Challenge: Among the entries below, count the lines where the string "ﾕﾙｹﾞﾝ" occurs, and give only the number.

Extracted data:
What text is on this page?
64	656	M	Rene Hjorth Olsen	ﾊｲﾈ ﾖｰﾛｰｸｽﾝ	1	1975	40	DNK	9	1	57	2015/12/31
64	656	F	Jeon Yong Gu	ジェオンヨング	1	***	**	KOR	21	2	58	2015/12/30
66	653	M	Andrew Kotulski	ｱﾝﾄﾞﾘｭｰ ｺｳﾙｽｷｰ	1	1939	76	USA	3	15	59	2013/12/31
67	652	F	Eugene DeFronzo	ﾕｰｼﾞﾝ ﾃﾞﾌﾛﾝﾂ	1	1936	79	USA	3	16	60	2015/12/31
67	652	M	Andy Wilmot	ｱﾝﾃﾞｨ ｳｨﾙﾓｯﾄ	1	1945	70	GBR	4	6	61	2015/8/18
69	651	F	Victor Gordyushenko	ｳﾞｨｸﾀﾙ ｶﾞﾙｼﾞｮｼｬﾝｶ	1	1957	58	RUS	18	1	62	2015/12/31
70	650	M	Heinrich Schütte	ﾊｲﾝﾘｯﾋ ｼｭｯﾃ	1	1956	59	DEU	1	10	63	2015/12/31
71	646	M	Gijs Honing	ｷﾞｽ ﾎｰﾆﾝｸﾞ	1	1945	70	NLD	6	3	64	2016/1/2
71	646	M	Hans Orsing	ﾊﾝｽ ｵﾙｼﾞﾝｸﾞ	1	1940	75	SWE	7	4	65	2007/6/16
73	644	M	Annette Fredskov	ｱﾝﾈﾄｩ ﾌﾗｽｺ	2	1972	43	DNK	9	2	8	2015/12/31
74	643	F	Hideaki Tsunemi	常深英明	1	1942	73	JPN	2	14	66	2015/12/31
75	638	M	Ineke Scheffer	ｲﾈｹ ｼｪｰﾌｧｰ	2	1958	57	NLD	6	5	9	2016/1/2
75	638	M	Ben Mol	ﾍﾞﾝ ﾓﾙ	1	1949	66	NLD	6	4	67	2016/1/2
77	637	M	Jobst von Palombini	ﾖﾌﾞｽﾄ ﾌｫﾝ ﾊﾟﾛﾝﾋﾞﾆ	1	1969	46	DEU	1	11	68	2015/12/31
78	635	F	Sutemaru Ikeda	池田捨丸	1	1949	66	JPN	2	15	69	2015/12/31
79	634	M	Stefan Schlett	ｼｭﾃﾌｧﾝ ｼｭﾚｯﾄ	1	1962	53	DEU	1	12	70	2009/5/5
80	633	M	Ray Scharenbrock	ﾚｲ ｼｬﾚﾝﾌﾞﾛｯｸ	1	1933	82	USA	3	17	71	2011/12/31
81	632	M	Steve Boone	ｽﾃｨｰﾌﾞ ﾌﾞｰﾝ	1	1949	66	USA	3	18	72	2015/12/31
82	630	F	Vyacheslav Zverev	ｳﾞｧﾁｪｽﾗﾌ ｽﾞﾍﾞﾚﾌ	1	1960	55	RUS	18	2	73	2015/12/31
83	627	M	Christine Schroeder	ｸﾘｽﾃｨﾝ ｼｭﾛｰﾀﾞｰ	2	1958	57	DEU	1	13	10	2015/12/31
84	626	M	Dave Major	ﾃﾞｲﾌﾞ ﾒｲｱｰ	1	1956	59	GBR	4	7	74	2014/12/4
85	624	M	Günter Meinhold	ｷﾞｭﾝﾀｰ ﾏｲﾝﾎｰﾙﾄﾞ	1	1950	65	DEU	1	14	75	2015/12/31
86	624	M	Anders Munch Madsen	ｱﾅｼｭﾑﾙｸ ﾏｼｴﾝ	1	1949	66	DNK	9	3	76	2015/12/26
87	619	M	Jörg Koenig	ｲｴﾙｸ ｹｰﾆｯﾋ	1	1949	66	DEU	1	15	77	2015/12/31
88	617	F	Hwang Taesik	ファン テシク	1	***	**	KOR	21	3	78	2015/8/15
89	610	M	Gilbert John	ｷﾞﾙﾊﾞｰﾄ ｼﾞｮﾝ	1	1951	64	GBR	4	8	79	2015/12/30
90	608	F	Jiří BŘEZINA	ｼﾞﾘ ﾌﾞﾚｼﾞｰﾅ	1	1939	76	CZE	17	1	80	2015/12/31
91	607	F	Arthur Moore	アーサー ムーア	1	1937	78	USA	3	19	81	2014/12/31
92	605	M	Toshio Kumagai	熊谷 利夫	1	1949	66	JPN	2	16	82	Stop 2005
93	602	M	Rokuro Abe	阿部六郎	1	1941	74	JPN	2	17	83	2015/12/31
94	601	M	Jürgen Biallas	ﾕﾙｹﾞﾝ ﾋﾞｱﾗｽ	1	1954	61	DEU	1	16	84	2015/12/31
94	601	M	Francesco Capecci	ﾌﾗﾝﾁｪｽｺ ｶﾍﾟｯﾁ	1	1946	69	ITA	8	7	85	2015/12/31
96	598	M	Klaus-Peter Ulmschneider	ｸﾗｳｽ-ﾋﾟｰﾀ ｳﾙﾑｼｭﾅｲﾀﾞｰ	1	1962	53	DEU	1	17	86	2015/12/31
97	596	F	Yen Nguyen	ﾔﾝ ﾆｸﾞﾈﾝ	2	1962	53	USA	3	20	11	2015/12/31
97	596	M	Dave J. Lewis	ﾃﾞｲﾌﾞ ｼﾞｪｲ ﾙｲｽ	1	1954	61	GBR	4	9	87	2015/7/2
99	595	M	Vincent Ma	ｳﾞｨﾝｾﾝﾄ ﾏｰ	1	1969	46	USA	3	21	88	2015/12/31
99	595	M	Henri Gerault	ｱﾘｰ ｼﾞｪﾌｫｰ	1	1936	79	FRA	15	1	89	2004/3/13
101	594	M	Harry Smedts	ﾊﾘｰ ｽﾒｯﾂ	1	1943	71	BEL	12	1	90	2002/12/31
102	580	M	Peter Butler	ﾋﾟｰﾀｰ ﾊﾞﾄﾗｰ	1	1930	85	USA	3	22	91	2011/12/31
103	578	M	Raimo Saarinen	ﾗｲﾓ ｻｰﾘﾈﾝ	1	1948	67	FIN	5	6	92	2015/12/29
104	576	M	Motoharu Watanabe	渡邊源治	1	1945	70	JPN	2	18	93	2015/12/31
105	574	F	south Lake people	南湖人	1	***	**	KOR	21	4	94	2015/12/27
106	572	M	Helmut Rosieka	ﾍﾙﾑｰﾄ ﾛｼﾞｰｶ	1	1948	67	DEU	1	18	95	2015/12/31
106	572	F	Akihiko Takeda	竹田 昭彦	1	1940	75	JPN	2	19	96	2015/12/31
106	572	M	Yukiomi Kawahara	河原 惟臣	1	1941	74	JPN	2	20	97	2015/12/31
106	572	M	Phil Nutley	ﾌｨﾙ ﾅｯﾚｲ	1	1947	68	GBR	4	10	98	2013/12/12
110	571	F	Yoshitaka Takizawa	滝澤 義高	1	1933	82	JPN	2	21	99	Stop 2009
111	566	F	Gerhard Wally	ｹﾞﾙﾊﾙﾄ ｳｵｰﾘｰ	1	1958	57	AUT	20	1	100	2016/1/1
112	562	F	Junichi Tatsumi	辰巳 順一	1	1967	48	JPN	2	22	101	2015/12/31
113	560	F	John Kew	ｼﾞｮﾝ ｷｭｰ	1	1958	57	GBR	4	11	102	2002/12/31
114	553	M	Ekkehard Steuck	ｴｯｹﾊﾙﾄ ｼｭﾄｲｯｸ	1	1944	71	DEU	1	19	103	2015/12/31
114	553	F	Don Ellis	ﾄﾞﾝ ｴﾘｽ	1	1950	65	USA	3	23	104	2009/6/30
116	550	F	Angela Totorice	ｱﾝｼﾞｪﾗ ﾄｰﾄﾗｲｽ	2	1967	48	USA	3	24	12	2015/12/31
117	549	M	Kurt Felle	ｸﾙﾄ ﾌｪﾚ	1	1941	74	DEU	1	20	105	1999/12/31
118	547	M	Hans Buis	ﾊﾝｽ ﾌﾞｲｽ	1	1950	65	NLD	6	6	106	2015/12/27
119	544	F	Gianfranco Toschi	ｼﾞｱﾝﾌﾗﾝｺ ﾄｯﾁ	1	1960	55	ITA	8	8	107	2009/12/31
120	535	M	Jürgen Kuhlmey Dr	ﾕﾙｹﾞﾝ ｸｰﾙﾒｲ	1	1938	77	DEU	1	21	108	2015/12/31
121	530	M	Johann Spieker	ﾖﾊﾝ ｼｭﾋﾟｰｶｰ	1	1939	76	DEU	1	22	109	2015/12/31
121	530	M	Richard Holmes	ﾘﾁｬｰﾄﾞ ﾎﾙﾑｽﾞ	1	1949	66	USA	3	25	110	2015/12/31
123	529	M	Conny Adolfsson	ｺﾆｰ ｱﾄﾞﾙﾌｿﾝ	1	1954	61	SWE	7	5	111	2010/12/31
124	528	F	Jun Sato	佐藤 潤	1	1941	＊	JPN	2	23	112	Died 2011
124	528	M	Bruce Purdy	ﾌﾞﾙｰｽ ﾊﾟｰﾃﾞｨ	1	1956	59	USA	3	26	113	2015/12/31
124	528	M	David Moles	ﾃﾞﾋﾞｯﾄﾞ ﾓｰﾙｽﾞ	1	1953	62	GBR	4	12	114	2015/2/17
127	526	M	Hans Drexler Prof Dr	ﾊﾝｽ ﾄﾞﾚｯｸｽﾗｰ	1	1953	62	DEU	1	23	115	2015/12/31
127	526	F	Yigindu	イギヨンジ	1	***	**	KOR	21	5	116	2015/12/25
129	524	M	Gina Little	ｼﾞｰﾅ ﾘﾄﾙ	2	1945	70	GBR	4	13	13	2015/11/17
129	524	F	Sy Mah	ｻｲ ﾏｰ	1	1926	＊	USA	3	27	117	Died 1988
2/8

Answer: 2